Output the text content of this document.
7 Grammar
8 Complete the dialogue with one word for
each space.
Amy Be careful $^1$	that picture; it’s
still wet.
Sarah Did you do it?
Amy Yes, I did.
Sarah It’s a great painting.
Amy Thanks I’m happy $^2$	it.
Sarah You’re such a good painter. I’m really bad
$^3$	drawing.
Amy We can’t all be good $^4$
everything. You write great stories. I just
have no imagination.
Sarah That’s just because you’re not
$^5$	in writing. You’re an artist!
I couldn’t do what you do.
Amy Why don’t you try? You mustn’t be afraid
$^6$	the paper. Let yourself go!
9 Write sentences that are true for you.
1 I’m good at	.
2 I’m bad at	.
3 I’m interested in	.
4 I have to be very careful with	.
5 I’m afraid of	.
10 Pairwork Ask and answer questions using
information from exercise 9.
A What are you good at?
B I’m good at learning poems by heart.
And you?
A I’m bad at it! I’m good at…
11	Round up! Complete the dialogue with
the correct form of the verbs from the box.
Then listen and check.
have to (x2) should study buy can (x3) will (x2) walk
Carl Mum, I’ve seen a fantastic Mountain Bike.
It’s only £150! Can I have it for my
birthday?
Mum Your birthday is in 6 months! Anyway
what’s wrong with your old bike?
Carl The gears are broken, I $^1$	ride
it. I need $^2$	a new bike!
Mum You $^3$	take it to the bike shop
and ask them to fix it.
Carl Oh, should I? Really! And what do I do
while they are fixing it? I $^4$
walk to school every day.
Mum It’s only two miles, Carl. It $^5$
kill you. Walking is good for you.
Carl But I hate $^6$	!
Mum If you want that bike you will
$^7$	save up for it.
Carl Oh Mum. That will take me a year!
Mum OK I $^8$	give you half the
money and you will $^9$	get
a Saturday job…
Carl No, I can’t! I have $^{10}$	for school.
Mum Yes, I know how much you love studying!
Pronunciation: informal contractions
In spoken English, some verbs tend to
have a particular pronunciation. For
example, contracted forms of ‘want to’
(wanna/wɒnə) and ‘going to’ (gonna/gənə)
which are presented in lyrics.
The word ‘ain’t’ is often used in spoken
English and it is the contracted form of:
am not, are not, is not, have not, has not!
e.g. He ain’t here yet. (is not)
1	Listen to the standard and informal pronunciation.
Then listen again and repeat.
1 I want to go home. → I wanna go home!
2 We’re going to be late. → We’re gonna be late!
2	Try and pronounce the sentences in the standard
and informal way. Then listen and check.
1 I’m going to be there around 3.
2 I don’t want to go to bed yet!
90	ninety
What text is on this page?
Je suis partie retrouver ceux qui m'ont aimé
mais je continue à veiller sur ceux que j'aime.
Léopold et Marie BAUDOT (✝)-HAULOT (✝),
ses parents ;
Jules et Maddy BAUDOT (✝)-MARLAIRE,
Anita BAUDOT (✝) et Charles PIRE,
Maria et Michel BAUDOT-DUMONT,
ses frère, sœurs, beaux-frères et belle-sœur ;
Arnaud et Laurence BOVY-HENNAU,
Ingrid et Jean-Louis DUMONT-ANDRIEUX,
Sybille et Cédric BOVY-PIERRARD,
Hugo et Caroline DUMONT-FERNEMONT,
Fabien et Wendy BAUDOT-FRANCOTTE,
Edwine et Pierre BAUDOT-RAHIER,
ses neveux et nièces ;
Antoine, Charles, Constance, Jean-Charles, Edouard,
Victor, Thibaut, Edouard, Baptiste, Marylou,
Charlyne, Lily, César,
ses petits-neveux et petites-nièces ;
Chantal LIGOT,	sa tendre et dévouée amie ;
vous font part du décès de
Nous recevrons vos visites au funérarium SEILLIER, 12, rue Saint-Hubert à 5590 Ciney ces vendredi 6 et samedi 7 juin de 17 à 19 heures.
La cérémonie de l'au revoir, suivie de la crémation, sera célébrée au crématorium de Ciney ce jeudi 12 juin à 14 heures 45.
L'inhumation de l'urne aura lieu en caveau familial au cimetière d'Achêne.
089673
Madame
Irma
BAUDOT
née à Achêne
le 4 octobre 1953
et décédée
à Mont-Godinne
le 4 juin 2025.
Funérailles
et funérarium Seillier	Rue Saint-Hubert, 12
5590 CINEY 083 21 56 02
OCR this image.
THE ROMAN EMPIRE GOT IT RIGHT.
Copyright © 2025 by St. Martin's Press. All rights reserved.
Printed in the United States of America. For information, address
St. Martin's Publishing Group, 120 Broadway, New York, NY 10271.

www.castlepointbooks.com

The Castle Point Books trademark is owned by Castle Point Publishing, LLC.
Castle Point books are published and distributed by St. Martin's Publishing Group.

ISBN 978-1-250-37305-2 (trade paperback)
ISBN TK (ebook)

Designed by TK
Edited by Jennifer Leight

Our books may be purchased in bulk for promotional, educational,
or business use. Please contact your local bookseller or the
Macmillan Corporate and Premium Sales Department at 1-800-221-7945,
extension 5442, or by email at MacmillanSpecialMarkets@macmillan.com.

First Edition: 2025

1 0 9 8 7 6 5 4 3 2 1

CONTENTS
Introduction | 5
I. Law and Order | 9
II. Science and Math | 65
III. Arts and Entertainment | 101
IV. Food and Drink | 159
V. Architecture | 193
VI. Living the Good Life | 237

···

- Exercise instructions
Copy out every line of the listing that includes the string "Hubert".

- Answer to the exercise
Nous recevrons vos visites au funérarium SEILLIER, 12, rue Saint-Hubert à 5590 Ciney ces vendredi 6 et samedi 7 juin de 17 à 19 heures.
et funérarium Seillier	Rue Saint-Hubert, 12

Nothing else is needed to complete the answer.